■ Challenge
Look through the data below. Pick out the lines holding the string "coverage".

####################

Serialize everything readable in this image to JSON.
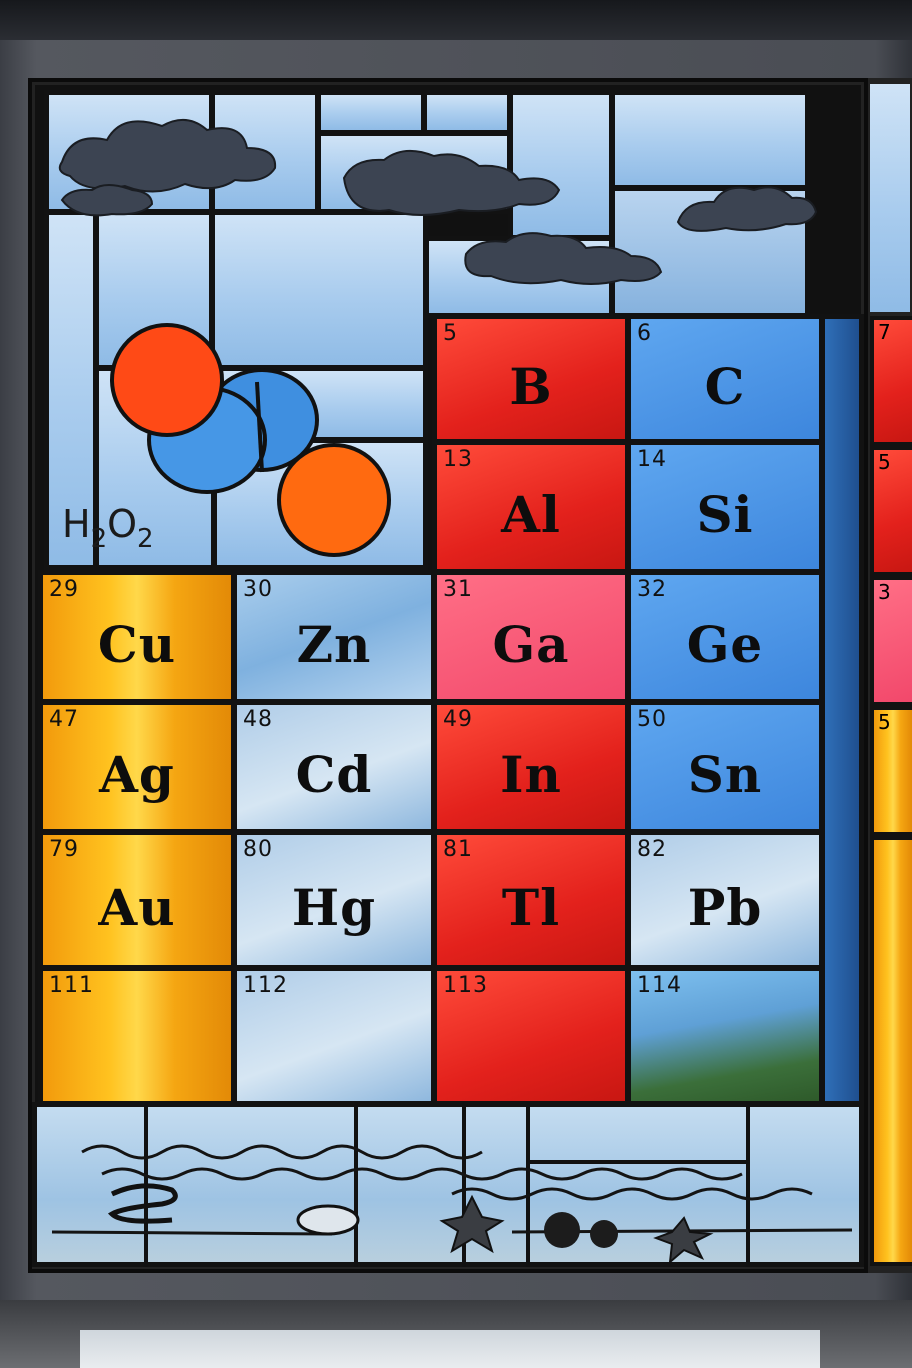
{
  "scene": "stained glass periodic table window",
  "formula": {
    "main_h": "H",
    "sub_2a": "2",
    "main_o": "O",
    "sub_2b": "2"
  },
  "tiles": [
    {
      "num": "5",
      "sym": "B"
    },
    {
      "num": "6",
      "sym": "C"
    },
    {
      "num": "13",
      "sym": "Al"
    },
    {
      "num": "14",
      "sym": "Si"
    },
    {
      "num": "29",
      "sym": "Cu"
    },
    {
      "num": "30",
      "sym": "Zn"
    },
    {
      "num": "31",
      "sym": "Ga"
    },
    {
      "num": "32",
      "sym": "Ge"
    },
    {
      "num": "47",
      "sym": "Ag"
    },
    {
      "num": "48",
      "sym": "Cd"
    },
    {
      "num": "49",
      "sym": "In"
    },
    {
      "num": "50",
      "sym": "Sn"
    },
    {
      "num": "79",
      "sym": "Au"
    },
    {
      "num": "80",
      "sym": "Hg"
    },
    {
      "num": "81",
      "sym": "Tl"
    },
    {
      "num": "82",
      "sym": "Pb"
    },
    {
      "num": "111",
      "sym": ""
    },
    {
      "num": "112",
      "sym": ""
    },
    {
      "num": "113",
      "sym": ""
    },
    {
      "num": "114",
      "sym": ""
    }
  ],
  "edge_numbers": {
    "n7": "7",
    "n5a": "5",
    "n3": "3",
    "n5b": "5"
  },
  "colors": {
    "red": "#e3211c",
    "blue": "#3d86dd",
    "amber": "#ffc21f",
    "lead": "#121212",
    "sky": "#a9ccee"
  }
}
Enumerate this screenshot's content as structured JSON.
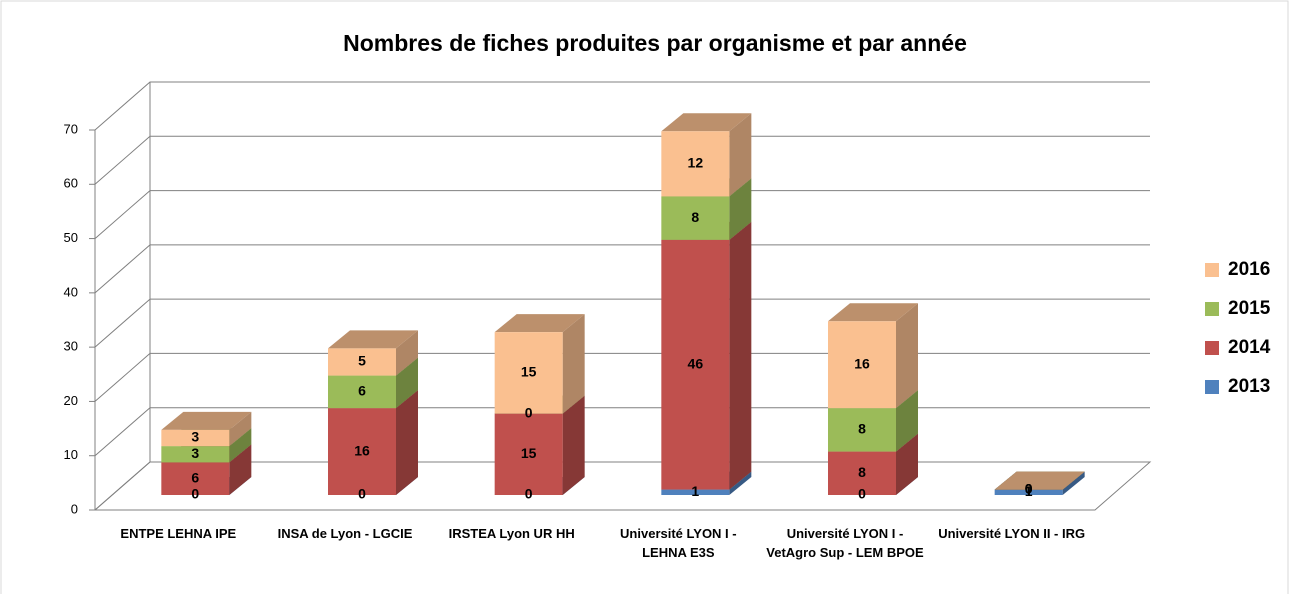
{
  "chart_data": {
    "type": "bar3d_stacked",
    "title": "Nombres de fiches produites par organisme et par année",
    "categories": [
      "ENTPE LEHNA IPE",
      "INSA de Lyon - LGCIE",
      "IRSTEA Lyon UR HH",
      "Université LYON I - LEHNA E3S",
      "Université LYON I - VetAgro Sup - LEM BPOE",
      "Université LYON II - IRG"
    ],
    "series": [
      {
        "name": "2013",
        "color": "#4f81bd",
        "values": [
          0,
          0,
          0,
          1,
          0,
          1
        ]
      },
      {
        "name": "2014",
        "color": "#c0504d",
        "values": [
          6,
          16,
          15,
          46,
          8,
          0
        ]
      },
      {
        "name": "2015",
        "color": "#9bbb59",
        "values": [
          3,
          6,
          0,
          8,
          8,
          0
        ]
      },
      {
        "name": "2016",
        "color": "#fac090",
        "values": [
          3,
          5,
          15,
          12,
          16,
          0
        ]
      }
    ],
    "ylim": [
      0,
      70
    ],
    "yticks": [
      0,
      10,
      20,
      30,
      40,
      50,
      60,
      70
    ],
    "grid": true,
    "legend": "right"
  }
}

####################

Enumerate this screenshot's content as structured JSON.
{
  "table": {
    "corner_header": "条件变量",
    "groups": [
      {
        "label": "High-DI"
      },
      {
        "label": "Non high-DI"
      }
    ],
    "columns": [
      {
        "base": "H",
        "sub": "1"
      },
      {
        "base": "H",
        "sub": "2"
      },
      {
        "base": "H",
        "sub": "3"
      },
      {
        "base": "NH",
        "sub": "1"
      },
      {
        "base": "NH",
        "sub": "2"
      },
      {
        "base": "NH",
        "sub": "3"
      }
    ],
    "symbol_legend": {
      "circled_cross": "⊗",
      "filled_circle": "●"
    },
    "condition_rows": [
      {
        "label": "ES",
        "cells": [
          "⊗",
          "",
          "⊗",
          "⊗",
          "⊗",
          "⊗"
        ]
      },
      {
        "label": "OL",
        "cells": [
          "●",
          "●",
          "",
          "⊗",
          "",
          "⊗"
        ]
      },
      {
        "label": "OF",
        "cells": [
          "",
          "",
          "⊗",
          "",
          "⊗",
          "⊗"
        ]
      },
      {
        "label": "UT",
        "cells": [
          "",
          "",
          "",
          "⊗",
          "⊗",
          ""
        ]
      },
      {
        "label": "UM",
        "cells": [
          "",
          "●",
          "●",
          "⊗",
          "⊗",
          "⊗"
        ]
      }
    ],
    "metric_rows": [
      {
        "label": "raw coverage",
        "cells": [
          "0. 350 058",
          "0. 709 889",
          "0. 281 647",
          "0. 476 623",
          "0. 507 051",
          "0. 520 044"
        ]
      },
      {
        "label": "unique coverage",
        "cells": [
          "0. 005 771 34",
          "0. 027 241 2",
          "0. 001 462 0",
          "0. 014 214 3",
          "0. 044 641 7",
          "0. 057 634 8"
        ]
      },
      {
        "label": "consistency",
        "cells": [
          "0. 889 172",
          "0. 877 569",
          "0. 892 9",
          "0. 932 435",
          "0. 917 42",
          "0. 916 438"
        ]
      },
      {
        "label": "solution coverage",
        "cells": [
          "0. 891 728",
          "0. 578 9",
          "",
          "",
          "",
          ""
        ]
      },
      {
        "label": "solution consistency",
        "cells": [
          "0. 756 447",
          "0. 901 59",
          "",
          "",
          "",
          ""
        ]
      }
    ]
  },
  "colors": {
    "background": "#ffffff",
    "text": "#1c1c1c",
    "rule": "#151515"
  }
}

####################

■ Reply
        "label": "raw coverage",
        "label": "unique coverage",
        "label": "solution coverage",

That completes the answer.